## What you will do
Reproduce every record below exactly as it appears.

Stored data
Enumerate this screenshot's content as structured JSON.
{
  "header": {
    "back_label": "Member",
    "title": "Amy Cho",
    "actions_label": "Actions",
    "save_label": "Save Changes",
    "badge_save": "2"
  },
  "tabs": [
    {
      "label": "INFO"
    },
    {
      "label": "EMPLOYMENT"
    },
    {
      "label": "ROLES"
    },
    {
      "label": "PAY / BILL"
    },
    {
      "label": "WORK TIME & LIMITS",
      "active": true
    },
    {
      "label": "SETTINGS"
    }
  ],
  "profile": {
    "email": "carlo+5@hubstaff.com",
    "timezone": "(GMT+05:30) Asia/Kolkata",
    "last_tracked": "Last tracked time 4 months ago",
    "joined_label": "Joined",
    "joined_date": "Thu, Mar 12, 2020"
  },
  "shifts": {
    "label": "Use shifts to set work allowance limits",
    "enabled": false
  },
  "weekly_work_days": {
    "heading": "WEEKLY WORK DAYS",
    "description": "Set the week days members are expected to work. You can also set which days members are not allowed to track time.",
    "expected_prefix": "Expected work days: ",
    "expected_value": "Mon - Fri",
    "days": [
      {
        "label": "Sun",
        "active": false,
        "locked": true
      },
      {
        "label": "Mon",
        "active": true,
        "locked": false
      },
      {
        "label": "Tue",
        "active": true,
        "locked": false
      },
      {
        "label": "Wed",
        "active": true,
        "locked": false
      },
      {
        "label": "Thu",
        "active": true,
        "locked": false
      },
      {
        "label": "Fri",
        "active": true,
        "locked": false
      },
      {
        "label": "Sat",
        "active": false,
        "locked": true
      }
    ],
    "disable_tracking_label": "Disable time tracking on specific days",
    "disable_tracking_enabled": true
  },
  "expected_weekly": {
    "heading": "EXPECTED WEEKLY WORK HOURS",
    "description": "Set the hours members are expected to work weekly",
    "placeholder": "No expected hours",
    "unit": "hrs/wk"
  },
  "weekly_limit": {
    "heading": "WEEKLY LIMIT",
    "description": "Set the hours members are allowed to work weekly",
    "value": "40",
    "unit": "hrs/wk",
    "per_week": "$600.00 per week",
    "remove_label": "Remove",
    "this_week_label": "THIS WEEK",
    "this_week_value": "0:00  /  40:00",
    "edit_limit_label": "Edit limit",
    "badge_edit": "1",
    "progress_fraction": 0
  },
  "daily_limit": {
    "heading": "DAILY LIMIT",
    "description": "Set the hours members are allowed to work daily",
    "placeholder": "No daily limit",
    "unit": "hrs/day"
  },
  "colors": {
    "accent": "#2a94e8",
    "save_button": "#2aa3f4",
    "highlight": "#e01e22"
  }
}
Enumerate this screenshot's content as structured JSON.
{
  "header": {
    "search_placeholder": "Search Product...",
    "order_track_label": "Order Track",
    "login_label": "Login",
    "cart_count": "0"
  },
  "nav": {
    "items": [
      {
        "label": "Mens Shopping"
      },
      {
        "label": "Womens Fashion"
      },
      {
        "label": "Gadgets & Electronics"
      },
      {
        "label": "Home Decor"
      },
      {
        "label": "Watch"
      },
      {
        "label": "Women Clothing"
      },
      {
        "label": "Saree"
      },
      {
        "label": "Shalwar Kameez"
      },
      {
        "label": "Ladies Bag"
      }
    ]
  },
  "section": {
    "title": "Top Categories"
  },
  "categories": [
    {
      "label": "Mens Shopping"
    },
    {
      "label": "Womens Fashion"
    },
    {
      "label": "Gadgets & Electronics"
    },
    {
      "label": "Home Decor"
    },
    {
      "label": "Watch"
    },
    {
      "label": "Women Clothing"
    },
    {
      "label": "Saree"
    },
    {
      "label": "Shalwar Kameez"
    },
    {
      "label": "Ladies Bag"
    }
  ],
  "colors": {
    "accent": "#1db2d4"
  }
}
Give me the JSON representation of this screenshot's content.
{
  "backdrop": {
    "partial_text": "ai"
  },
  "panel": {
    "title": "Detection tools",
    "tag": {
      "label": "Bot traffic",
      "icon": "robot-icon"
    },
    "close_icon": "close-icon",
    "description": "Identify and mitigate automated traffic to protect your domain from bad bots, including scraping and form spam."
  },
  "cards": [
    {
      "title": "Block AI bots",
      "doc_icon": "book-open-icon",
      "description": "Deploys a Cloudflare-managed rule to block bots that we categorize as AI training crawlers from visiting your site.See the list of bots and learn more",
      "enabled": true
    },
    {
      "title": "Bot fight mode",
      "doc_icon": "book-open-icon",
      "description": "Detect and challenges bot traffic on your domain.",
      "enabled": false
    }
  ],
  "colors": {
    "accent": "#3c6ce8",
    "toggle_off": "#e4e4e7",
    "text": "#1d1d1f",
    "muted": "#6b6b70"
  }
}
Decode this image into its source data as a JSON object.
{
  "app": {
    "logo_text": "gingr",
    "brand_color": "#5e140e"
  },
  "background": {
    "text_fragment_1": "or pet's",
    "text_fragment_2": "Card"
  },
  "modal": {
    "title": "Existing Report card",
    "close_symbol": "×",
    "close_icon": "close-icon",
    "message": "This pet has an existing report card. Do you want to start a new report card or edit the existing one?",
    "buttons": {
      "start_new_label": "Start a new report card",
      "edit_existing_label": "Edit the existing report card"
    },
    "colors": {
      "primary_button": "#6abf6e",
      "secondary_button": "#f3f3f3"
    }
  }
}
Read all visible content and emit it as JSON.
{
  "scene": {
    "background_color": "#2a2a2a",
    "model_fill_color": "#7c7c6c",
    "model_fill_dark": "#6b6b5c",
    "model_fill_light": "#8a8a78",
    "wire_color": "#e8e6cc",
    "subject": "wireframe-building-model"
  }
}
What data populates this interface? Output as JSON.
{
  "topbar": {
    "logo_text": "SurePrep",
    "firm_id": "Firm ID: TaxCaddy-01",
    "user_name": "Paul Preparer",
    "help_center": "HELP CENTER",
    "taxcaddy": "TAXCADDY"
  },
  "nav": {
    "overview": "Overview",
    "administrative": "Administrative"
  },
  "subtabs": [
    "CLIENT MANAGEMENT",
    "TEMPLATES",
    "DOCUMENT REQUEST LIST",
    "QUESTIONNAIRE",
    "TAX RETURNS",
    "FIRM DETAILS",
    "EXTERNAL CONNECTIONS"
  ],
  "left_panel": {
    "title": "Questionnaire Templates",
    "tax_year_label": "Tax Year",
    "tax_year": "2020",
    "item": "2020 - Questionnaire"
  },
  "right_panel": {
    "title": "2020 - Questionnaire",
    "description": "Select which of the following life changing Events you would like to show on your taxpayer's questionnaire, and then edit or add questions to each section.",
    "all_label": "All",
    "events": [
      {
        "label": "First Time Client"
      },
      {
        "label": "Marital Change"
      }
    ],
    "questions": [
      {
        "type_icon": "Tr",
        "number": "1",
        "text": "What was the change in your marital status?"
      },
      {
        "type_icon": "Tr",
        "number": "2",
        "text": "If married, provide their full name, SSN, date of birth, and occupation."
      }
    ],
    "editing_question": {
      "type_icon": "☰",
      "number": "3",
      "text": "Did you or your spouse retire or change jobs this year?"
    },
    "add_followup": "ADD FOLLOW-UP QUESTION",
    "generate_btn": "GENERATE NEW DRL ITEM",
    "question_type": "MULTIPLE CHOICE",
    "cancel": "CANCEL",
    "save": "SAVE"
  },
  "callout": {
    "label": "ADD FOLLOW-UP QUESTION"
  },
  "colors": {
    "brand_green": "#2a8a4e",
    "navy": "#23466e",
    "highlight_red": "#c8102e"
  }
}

## The result
Enumerate this screenshot's content as structured JSON.
{
  "header": {
    "back_label": "Member",
    "title": "Amy Cho",
    "actions_label": "Actions",
    "save_label": "Save Changes",
    "badge_save": "2"
  },
  "tabs": [
    {
      "label": "INFO"
    },
    {
      "label": "EMPLOYMENT"
    },
    {
      "label": "ROLES"
    },
    {
      "label": "PAY / BILL"
    },
    {
      "label": "WORK TIME & LIMITS",
      "active": true
    },
    {
      "label": "SETTINGS"
    }
  ],
  "profile": {
    "email": "carlo+5@hubstaff.com",
    "timezone": "(GMT+05:30) Asia/Kolkata",
    "last_tracked": "Last tracked time 4 months ago",
    "joined_label": "Joined",
    "joined_date": "Thu, Mar 12, 2020"
  },
  "shifts": {
    "label": "Use shifts to set work allowance limits",
    "enabled": false
  },
  "weekly_work_days": {
    "heading": "WEEKLY WORK DAYS",
    "description": "Set the week days members are expected to work. You can also set which days members are not allowed to track time.",
    "expected_prefix": "Expected work days: ",
    "expected_value": "Mon - Fri",
    "days": [
      {
        "label": "Sun",
        "active": false,
        "locked": true
      },
      {
        "label": "Mon",
        "active": true,
        "locked": false
      },
      {
        "label": "Tue",
        "active": true,
        "locked": false
      },
      {
        "label": "Wed",
        "active": true,
        "locked": false
      },
      {
        "label": "Thu",
        "active": true,
        "locked": false
      },
      {
        "label": "Fri",
        "active": true,
        "locked": false
      },
      {
        "label": "Sat",
        "active": false,
        "locked": true
      }
    ],
    "disable_tracking_label": "Disable time tracking on specific days",
    "disable_tracking_enabled": true
  },
  "expected_weekly": {
    "heading": "EXPECTED WEEKLY WORK HOURS",
    "description": "Set the hours members are expected to work weekly",
    "placeholder": "No expected hours",
    "unit": "hrs/wk"
  },
  "weekly_limit": {
    "heading": "WEEKLY LIMIT",
    "description": "Set the hours members are allowed to work weekly",
    "value": "40",
    "unit": "hrs/wk",
    "per_week": "$600.00 per week",
    "remove_label": "Remove",
    "this_week_label": "THIS WEEK",
    "this_week_value": "0:00  /  40:00",
    "edit_limit_label": "Edit limit",
    "badge_edit": "1",
    "progress_fraction": 0
  },
  "daily_limit": {
    "heading": "DAILY LIMIT",
    "description": "Set the hours members are allowed to work daily",
    "placeholder": "No daily limit",
    "unit": "hrs/day"
  },
  "colors": {
    "accent": "#2a94e8",
    "save_button": "#2aa3f4",
    "highlight": "#e01e22"
  }
}
Enumerate this screenshot's content as structured JSON.
{
  "header": {
    "search_placeholder": "Search Product...",
    "order_track_label": "Order Track",
    "login_label": "Login",
    "cart_count": "0"
  },
  "nav": {
    "items": [
      {
        "label": "Mens Shopping"
      },
      {
        "label": "Womens Fashion"
      },
      {
        "label": "Gadgets & Electronics"
      },
      {
        "label": "Home Decor"
      },
      {
        "label": "Watch"
      },
      {
        "label": "Women Clothing"
      },
      {
        "label": "Saree"
      },
      {
        "label": "Shalwar Kameez"
      },
      {
        "label": "Ladies Bag"
      }
    ]
  },
  "section": {
    "title": "Top Categories"
  },
  "categories": [
    {
      "label": "Mens Shopping"
    },
    {
      "label": "Womens Fashion"
    },
    {
      "label": "Gadgets & Electronics"
    },
    {
      "label": "Home Decor"
    },
    {
      "label": "Watch"
    },
    {
      "label": "Women Clothing"
    },
    {
      "label": "Saree"
    },
    {
      "label": "Shalwar Kameez"
    },
    {
      "label": "Ladies Bag"
    }
  ],
  "colors": {
    "accent": "#1db2d4"
  }
}
Give me the JSON representation of this screenshot's content.
{
  "backdrop": {
    "partial_text": "ai"
  },
  "panel": {
    "title": "Detection tools",
    "tag": {
      "label": "Bot traffic",
      "icon": "robot-icon"
    },
    "close_icon": "close-icon",
    "description": "Identify and mitigate automated traffic to protect your domain from bad bots, including scraping and form spam."
  },
  "cards": [
    {
      "title": "Block AI bots",
      "doc_icon": "book-open-icon",
      "description": "Deploys a Cloudflare-managed rule to block bots that we categorize as AI training crawlers from visiting your site.See the list of bots and learn more",
      "enabled": true
    },
    {
      "title": "Bot fight mode",
      "doc_icon": "book-open-icon",
      "description": "Detect and challenges bot traffic on your domain.",
      "enabled": false
    }
  ],
  "colors": {
    "accent": "#3c6ce8",
    "toggle_off": "#e4e4e7",
    "text": "#1d1d1f",
    "muted": "#6b6b70"
  }
}
Decode this image into its source data as a JSON object.
{
  "app": {
    "logo_text": "gingr",
    "brand_color": "#5e140e"
  },
  "background": {
    "text_fragment_1": "or pet's",
    "text_fragment_2": "Card"
  },
  "modal": {
    "title": "Existing Report card",
    "close_symbol": "×",
    "close_icon": "close-icon",
    "message": "This pet has an existing report card. Do you want to start a new report card or edit the existing one?",
    "buttons": {
      "start_new_label": "Start a new report card",
      "edit_existing_label": "Edit the existing report card"
    },
    "colors": {
      "primary_button": "#6abf6e",
      "secondary_button": "#f3f3f3"
    }
  }
}
Read all visible content and emit it as JSON.
{
  "scene": {
    "background_color": "#2a2a2a",
    "model_fill_color": "#7c7c6c",
    "model_fill_dark": "#6b6b5c",
    "model_fill_light": "#8a8a78",
    "wire_color": "#e8e6cc",
    "subject": "wireframe-building-model"
  }
}
What data populates this interface? Output as JSON.
{
  "topbar": {
    "logo_text": "SurePrep",
    "firm_id": "Firm ID: TaxCaddy-01",
    "user_name": "Paul Preparer",
    "help_center": "HELP CENTER",
    "taxcaddy": "TAXCADDY"
  },
  "nav": {
    "overview": "Overview",
    "administrative": "Administrative"
  },
  "subtabs": [
    "CLIENT MANAGEMENT",
    "TEMPLATES",
    "DOCUMENT REQUEST LIST",
    "QUESTIONNAIRE",
    "TAX RETURNS",
    "FIRM DETAILS",
    "EXTERNAL CONNECTIONS"
  ],
  "left_panel": {
    "title": "Questionnaire Templates",
    "tax_year_label": "Tax Year",
    "tax_year": "2020",
    "item": "2020 - Questionnaire"
  },
  "right_panel": {
    "title": "2020 - Questionnaire",
    "description": "Select which of the following life changing Events you would like to show on your taxpayer's questionnaire, and then edit or add questions to each section.",
    "all_label": "All",
    "events": [
      {
        "label": "First Time Client"
      },
      {
        "label": "Marital Change"
      }
    ],
    "questions": [
      {
        "type_icon": "Tr",
        "number": "1",
        "text": "What was the change in your marital status?"
      },
      {
        "type_icon": "Tr",
        "number": "2",
        "text": "If married, provide their full name, SSN, date of birth, and occupation."
      }
    ],
    "editing_question": {
      "type_icon": "☰",
      "number": "3",
      "text": "Did you or your spouse retire or change jobs this year?"
    },
    "add_followup": "ADD FOLLOW-UP QUESTION",
    "generate_btn": "GENERATE NEW DRL ITEM",
    "question_type": "MULTIPLE CHOICE",
    "cancel": "CANCEL",
    "save": "SAVE"
  },
  "callout": {
    "label": "ADD FOLLOW-UP QUESTION"
  },
  "colors": {
    "brand_green": "#2a8a4e",
    "navy": "#23466e",
    "highlight_red": "#c8102e"
  }
}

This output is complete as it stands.